■ What is being asked ■
Make an exact copy of the entries, and keep any pictures out of it.

%%

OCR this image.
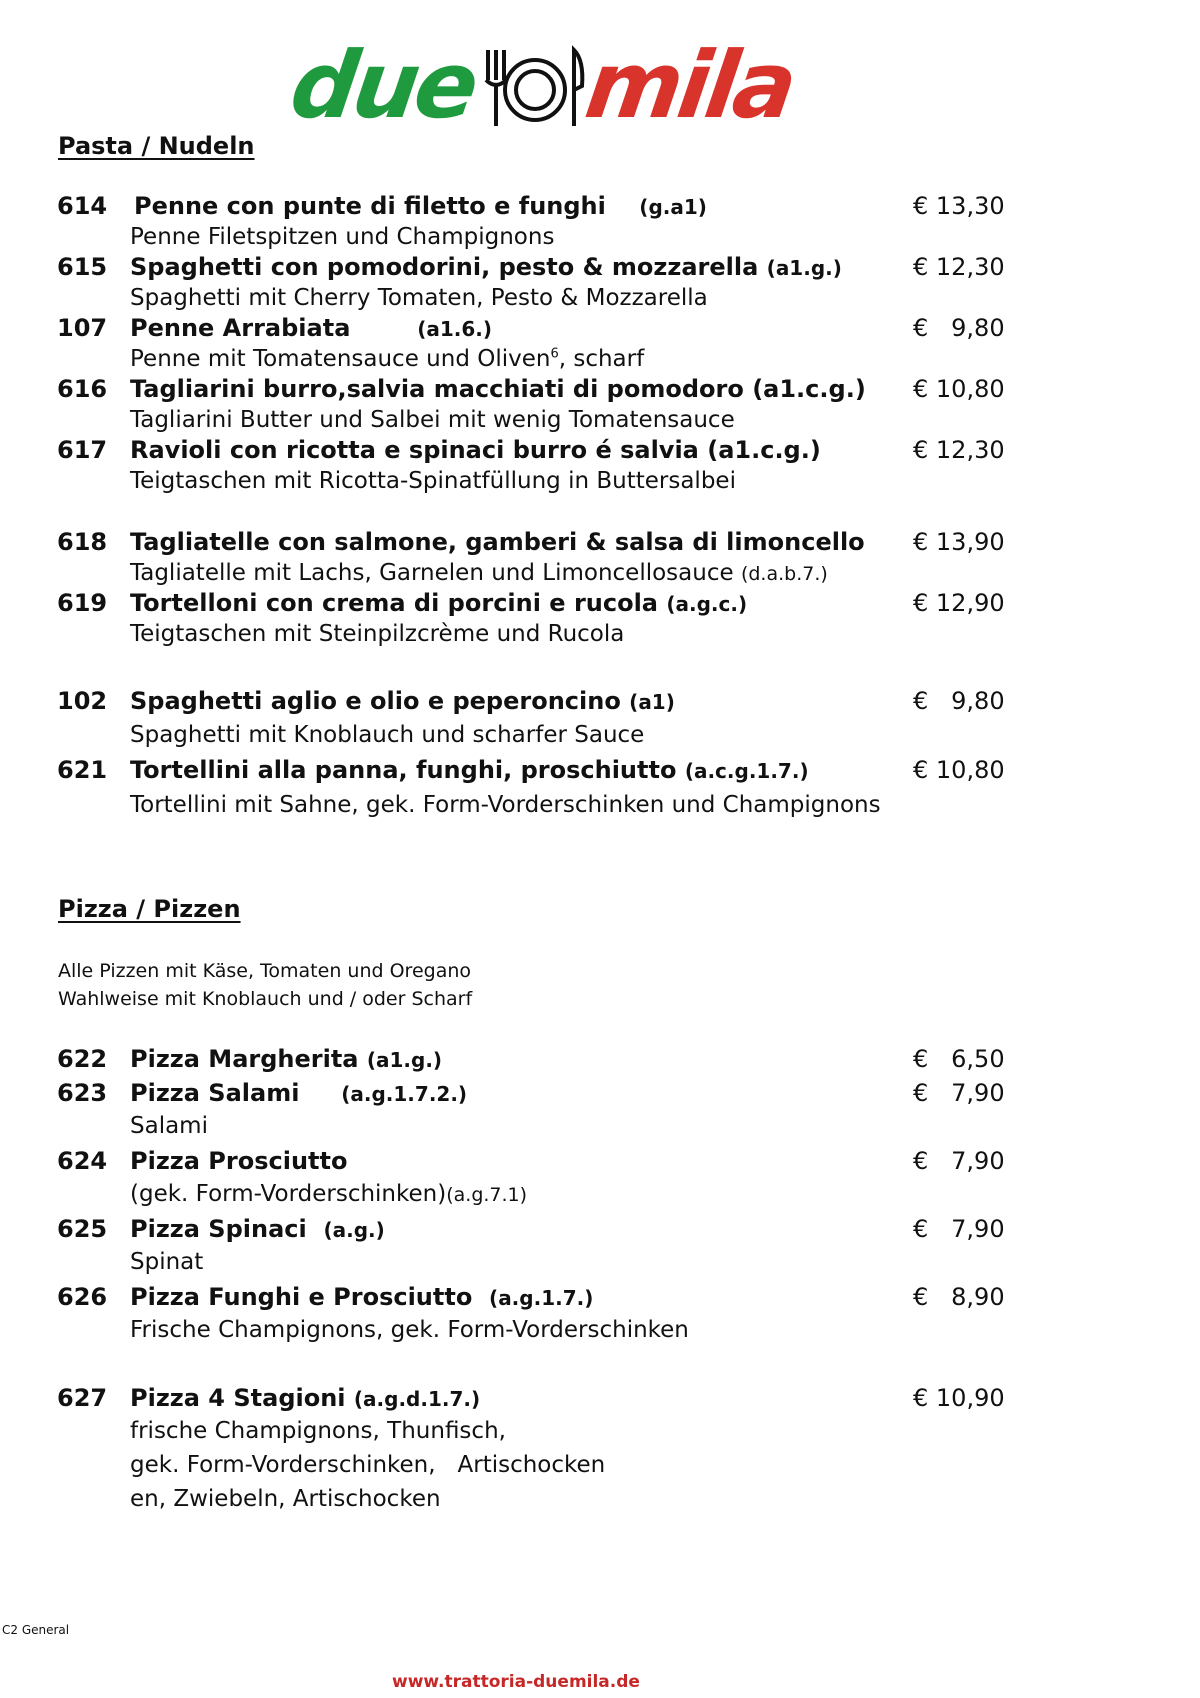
due mila
Pasta / Nudeln
614 Penne con punte di filetto e funghi (g.a1)	€ 13,30
Penne Filetspitzen und Champignons
615 Spaghetti con pomodorini, pesto & mozzarella (a1.g.)	€ 12,30
Spaghetti mit Cherry Tomaten, Pesto & Mozzarella
107 Penne Arrabiata	(a1.6.)	€   9,80
Penne mit Tomatensauce und Oliven$^6$, scharf
616 Tagliarini burro,salvia macchiati di pomodoro (a1.c.g.) € 10,80
Tagliarini Butter und Salbei mit wenig Tomatensauce
617 Ravioli con ricotta e spinaci burro é salvia (a1.c.g.)	€ 12,30
Teigtaschen mit Ricotta-Spinatfüllung in Buttersalbei
618 Tagliatelle con salmone, gamberi & salsa di limoncello € 13,90
Tagliatelle mit Lachs, Garnelen und Limoncellosauce (d.a.b.7.)
619 Tortelloni con crema di porcini e rucola (a.g.c.)	€ 12,90
Teigtaschen mit Steinpilzcrème und Rucola
102 Spaghetti aglio e olio e peperoncino (a1)	€   9,80
Spaghetti mit Knoblauch und scharfer Sauce
621 Tortellini alla panna, funghi, proschiutto (a.c.g.1.7.)	€ 10,80
Tortellini mit Sahne, gek. Form-Vorderschinken und Champignons
Pizza / Pizzen
Alle Pizzen mit Käse, Tomaten und Oregano
Wahlweise mit Knoblauch und / oder Scharf
622 Pizza Margherita (a1.g.)	€   6,50
623 Pizza Salami (a.g.1.7.2.)	€   7,90
Salami
624 Pizza Prosciutto	€   7,90
(gek. Form-Vorderschinken)(a.g.7.1)
625 Pizza Spinaci (a.g.)	€   7,90
Spinat
626 Pizza Funghi e Prosciutto (a.g.1.7.)	€   8,90
Frische Champignons, gek. Form-Vorderschinken
627 Pizza 4 Stagioni (a.g.d.1.7.)	€ 10,90
frische Champignons, Thunfisch,
gek. Form-Vorderschinken,   Artischocken
en, Zwiebeln, Artischocken
C2 General
www.trattoria-duemila.de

%%

■ Written answer ■
OCR this image.
due mila
Pasta / Nudeln
614 Penne con punte di filetto e funghi (g.a1)	€ 13,30
Penne Filetspitzen und Champignons
615 Spaghetti con pomodorini, pesto & mozzarella (a1.g.)	€ 12,30
Spaghetti mit Cherry Tomaten, Pesto & Mozzarella
107 Penne Arrabiata	(a1.6.)	€   9,80
Penne mit Tomatensauce und Oliven$^6$, scharf
616 Tagliarini burro,salvia macchiati di pomodoro (a1.c.g.) € 10,80
Tagliarini Butter und Salbei mit wenig Tomatensauce
617 Ravioli con ricotta e spinaci burro é salvia (a1.c.g.)	€ 12,30
Teigtaschen mit Ricotta-Spinatfüllung in Buttersalbei
618 Tagliatelle con salmone, gamberi & salsa di limoncello € 13,90
Tagliatelle mit Lachs, Garnelen und Limoncellosauce (d.a.b.7.)
619 Tortelloni con crema di porcini e rucola (a.g.c.)	€ 12,90
Teigtaschen mit Steinpilzcrème und Rucola
102 Spaghetti aglio e olio e peperoncino (a1)	€   9,80
Spaghetti mit Knoblauch und scharfer Sauce
621 Tortellini alla panna, funghi, proschiutto (a.c.g.1.7.)	€ 10,80
Tortellini mit Sahne, gek. Form-Vorderschinken und Champignons
Pizza / Pizzen
Alle Pizzen mit Käse, Tomaten und Oregano
Wahlweise mit Knoblauch und / oder Scharf
622 Pizza Margherita (a1.g.)	€   6,50
623 Pizza Salami (a.g.1.7.2.)	€   7,90
Salami
624 Pizza Prosciutto	€   7,90
(gek. Form-Vorderschinken)(a.g.7.1)
625 Pizza Spinaci (a.g.)	€   7,90
Spinat
626 Pizza Funghi e Prosciutto (a.g.1.7.)	€   8,90
Frische Champignons, gek. Form-Vorderschinken
627 Pizza 4 Stagioni (a.g.d.1.7.)	€ 10,90
frische Champignons, Thunfisch,
gek. Form-Vorderschinken,   Artischocken
en, Zwiebeln, Artischocken
C2 General
www.trattoria-duemila.de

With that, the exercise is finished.